#### [Required work]
Write out everything from the start of the listing down to and including the line that contains "The blade 10 is at (372, 630).", reproducing each line without change, and leave the pictures out of the answer.

Dataset excerpts:
■ ■ ■ ■ ■
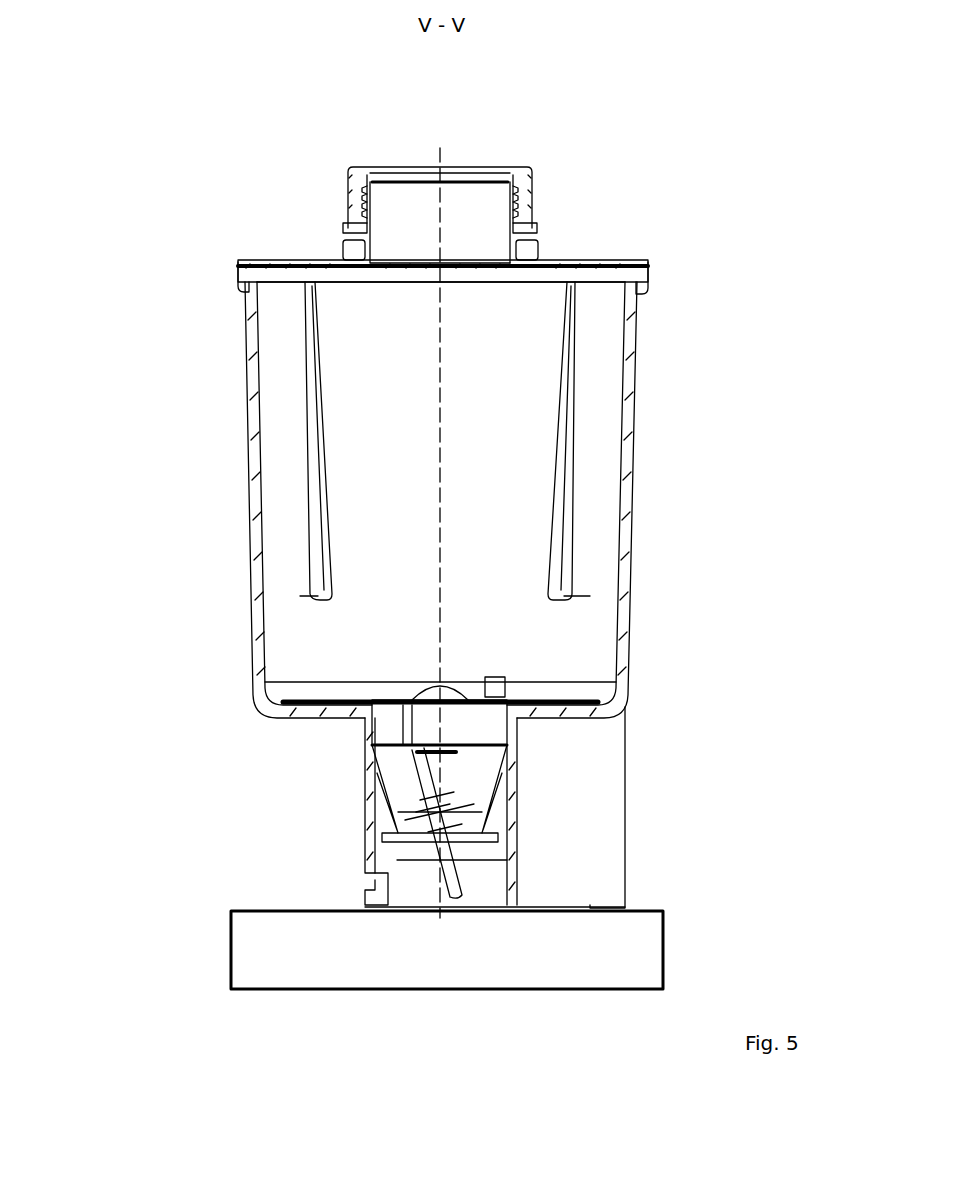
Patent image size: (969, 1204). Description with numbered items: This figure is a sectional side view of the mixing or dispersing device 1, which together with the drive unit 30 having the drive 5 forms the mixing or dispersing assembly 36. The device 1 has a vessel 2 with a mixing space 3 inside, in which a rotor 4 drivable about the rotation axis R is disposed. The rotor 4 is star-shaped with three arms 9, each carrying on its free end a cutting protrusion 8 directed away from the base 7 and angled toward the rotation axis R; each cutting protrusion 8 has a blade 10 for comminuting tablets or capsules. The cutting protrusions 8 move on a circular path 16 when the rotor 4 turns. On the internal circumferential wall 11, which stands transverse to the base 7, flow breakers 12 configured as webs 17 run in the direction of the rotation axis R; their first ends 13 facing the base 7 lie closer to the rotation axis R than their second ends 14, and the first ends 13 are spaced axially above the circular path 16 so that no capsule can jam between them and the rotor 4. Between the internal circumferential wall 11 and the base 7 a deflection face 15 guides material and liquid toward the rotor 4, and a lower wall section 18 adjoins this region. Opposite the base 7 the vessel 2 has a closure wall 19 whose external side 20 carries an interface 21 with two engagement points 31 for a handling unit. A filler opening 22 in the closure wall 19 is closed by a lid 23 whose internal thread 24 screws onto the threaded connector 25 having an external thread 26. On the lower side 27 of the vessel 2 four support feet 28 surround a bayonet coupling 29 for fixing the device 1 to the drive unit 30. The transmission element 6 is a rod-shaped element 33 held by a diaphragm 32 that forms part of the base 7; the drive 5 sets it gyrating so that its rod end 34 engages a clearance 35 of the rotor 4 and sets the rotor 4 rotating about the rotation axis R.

The mixing or dispersing device 1 is at (140, 186).
The vessel 2 is at (637, 378).
The mixing space 3 is at (602, 549).
The rotor 4 is at (412, 625).
The drive 5 is at (540, 948).
The transmission element 6 is at (509, 799).
The base 7 is at (330, 697).
The cutting protrusions 8 is at (318, 700).
The arms 9 is at (356, 738).
The blade 10 is at (372, 630).
The internal circumferential wall 11 is at (262, 660).
The flow breakers 12 is at (308, 486).
The first ends 13 is at (322, 592).
The second ends 14 is at (240, 266).
The deflection face 15 is at (262, 720).
The circular path 16 is at (455, 664).
The webs 17 is at (322, 522).
The lower wall section 18 is at (255, 690).
The closure wall 19 is at (636, 262).
The external side 20 is at (610, 236).
The interface 21 is at (347, 200).
The filler opening 22 is at (413, 212).
The lid 23 is at (390, 175).
The internal thread 24 is at (522, 172).
The threaded connector 25 is at (350, 185).
The external thread 26 is at (530, 208).
The lower side 27 is at (598, 720).
The support feet 28 is at (598, 878).
The bayonet coupling 29 is at (375, 883).
The drive unit 30 is at (282, 938).
The engagement points 31 is at (343, 250).
The diaphragm 32 is at (438, 828).
The rod-shaped element 33 is at (505, 855).
The rod end 34 is at (498, 792).
The clearance 35 is at (507, 760).
The mixing or dispersing assembly 36 is at (780, 348).
The rotation axis R is at (445, 152).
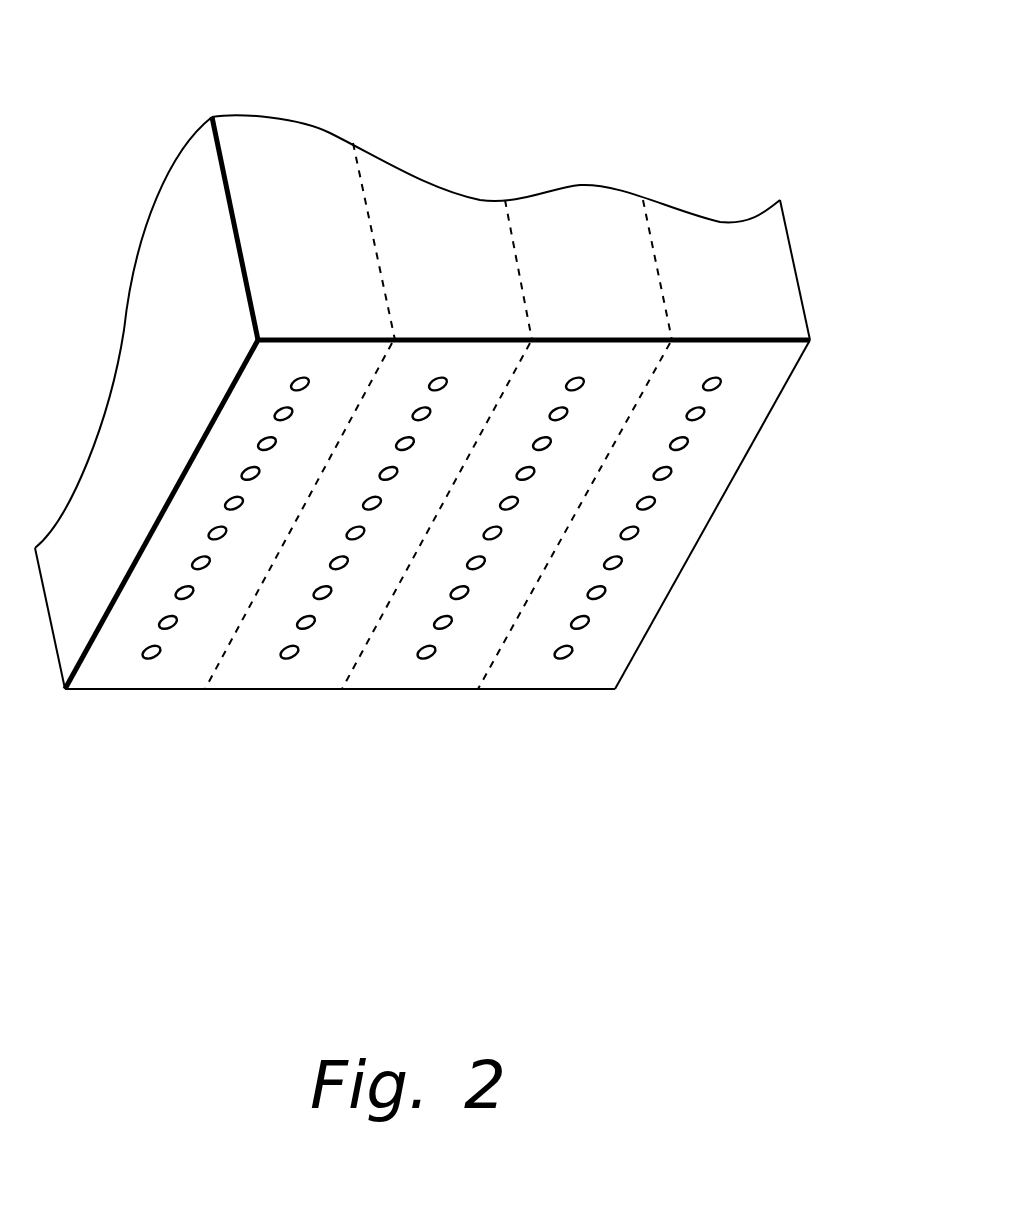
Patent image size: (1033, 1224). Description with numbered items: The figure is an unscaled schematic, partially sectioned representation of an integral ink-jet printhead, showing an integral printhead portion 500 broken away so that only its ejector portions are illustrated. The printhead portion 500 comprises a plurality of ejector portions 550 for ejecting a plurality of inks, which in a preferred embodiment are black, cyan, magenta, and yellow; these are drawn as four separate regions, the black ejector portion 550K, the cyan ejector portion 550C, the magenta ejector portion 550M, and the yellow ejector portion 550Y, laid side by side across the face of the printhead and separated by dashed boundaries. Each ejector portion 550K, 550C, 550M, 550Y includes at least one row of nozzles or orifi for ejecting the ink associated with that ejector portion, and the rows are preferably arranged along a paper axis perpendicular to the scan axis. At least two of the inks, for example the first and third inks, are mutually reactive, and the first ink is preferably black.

The integral printhead portion 500 is at (724, 582).
The ejector portions 550 is at (493, 435).
The black ejector portion 550K is at (324, 330).
The cyan ejector portion 550C is at (463, 330).
The magenta ejector portion 550M is at (594, 332).
The yellow ejector portion 550Y is at (735, 332).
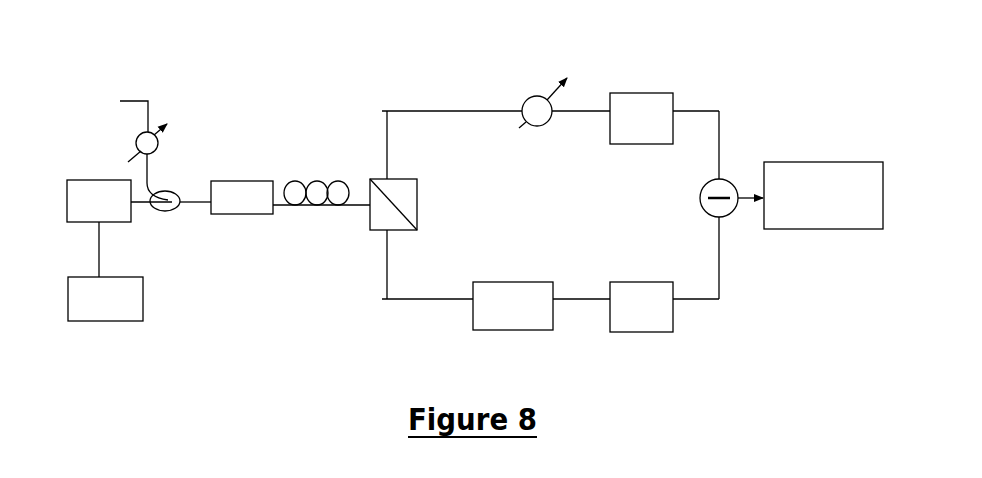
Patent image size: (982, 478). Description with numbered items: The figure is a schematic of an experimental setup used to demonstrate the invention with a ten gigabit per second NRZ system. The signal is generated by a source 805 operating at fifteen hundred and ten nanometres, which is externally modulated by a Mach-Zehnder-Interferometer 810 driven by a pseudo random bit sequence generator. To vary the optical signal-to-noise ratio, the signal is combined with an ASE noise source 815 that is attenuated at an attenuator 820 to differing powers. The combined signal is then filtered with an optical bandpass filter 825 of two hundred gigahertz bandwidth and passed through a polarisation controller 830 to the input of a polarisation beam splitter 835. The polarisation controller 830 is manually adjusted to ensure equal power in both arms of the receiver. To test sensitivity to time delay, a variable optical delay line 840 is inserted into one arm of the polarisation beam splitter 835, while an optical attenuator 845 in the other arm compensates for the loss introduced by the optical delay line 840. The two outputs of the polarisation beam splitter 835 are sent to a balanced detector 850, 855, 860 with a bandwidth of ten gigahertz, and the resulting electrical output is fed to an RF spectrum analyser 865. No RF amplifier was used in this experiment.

The source 805 is at (105, 271).
The Mach-Zehnder-Interferometer 810 is at (119, 201).
The ASE noise source 815 is at (144, 130).
The attenuator 820 is at (167, 129).
The optical bandpass filter 825 is at (242, 197).
The polarisation controller 830 is at (321, 178).
The polarisation beam splitter 835 is at (411, 205).
The variable optical delay line 840 is at (541, 287).
The optical attenuator 845 is at (558, 125).
The balanced detector 850 is at (664, 118).
The balanced detector 855 is at (664, 307).
The balanced detector 860 is at (709, 205).
The RF spectrum analyser 865 is at (823, 195).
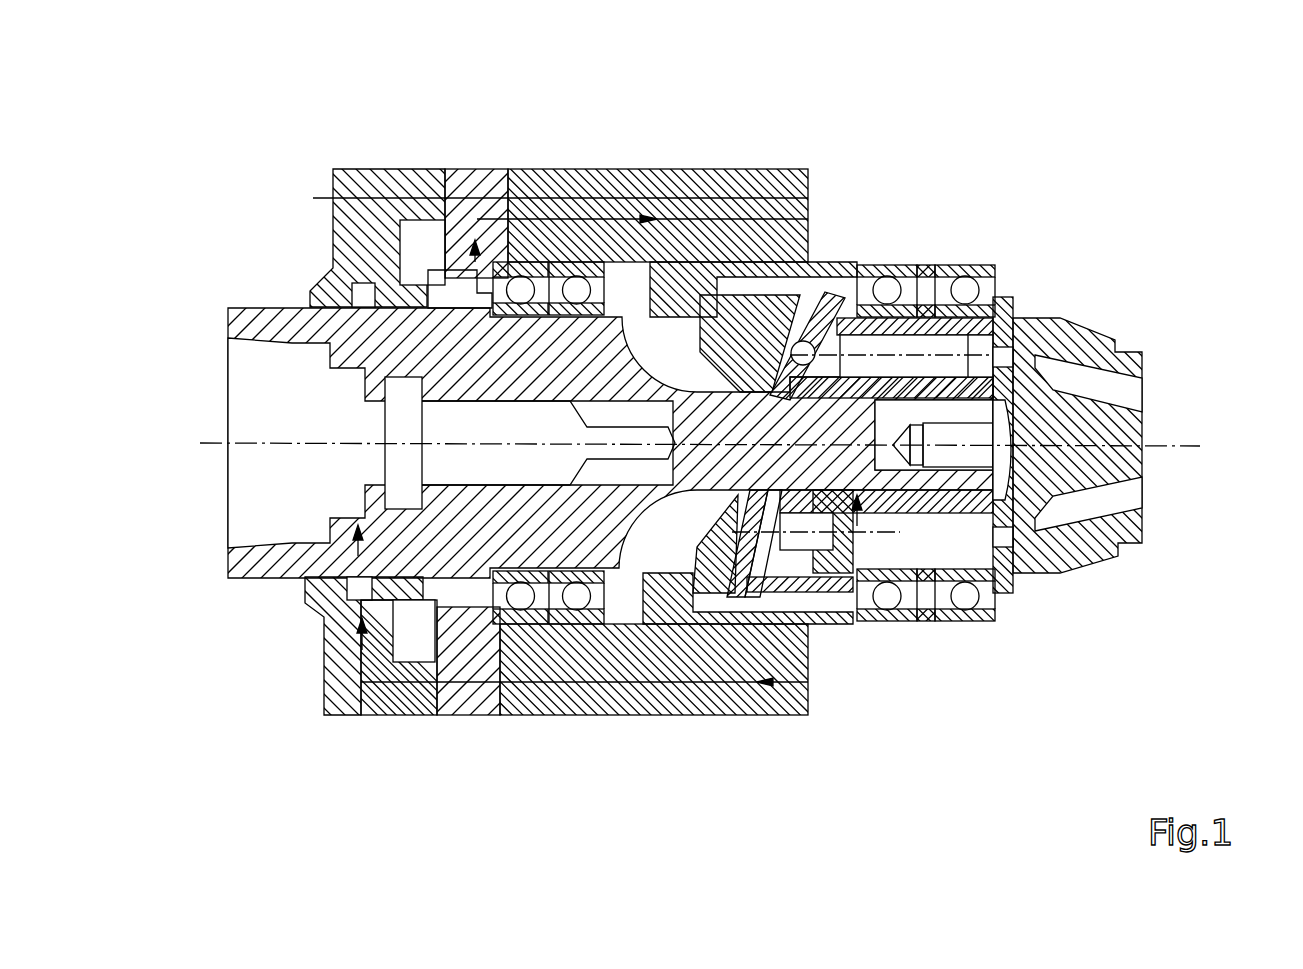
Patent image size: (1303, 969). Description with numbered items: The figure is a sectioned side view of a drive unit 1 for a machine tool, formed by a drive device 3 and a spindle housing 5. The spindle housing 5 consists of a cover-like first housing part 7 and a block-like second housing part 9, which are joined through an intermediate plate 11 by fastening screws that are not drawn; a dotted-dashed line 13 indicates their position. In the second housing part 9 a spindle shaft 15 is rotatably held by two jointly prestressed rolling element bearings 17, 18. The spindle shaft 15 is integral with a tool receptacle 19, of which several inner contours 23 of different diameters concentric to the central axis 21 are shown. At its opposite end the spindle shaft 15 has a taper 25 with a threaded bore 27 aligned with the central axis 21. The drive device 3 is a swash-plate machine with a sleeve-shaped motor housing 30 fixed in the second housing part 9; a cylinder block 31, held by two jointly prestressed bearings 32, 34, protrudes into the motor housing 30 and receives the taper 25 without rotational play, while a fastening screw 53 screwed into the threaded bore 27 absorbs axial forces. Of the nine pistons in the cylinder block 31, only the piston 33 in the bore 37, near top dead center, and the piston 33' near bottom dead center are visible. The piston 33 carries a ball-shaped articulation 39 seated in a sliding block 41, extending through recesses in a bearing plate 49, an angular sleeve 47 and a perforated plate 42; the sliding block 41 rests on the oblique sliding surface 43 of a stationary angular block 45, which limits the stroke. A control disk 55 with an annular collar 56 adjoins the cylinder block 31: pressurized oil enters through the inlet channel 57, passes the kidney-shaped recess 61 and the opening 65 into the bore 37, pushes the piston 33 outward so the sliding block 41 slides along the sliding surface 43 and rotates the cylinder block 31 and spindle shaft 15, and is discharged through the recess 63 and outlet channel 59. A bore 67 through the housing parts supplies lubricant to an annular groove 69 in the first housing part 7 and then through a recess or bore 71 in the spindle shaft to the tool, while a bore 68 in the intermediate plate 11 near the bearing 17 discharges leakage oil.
■ ■ ■ ■ ■
#### [Answer to the task]
Patent image size: (969, 1204). Description with numbered items: This figure is a sectional side view of the mixing or dispersing device 1, which together with the drive unit 30 having the drive 5 forms the mixing or dispersing assembly 36. The device 1 has a vessel 2 with a mixing space 3 inside, in which a rotor 4 drivable about the rotation axis R is disposed. The rotor 4 is star-shaped with three arms 9, each carrying on its free end a cutting protrusion 8 directed away from the base 7 and angled toward the rotation axis R; each cutting protrusion 8 has a blade 10 for comminuting tablets or capsules. The cutting protrusions 8 move on a circular path 16 when the rotor 4 turns. On the internal circumferential wall 11, which stands transverse to the base 7, flow breakers 12 configured as webs 17 run in the direction of the rotation axis R; their first ends 13 facing the base 7 lie closer to the rotation axis R than their second ends 14, and the first ends 13 are spaced axially above the circular path 16 so that no capsule can jam between them and the rotor 4. Between the internal circumferential wall 11 and the base 7 a deflection face 15 guides material and liquid toward the rotor 4, and a lower wall section 18 adjoins this region. Opposite the base 7 the vessel 2 has a closure wall 19 whose external side 20 carries an interface 21 with two engagement points 31 for a handling unit. A filler opening 22 in the closure wall 19 is closed by a lid 23 whose internal thread 24 screws onto the threaded connector 25 having an external thread 26. On the lower side 27 of the vessel 2 four support feet 28 surround a bayonet coupling 29 for fixing the device 1 to the drive unit 30. The transmission element 6 is a rod-shaped element 33 held by a diaphragm 32 that forms part of the base 7; the drive 5 sets it gyrating so that its rod end 34 engages a clearance 35 of the rotor 4 and sets the rotor 4 rotating about the rotation axis R.

The mixing or dispersing device 1 is at (140, 186).
The vessel 2 is at (637, 378).
The mixing space 3 is at (602, 549).
The rotor 4 is at (412, 625).
The drive 5 is at (540, 948).
The transmission element 6 is at (509, 799).
The base 7 is at (330, 697).
The cutting protrusions 8 is at (318, 700).
The arms 9 is at (356, 738).
The blade 10 is at (372, 630).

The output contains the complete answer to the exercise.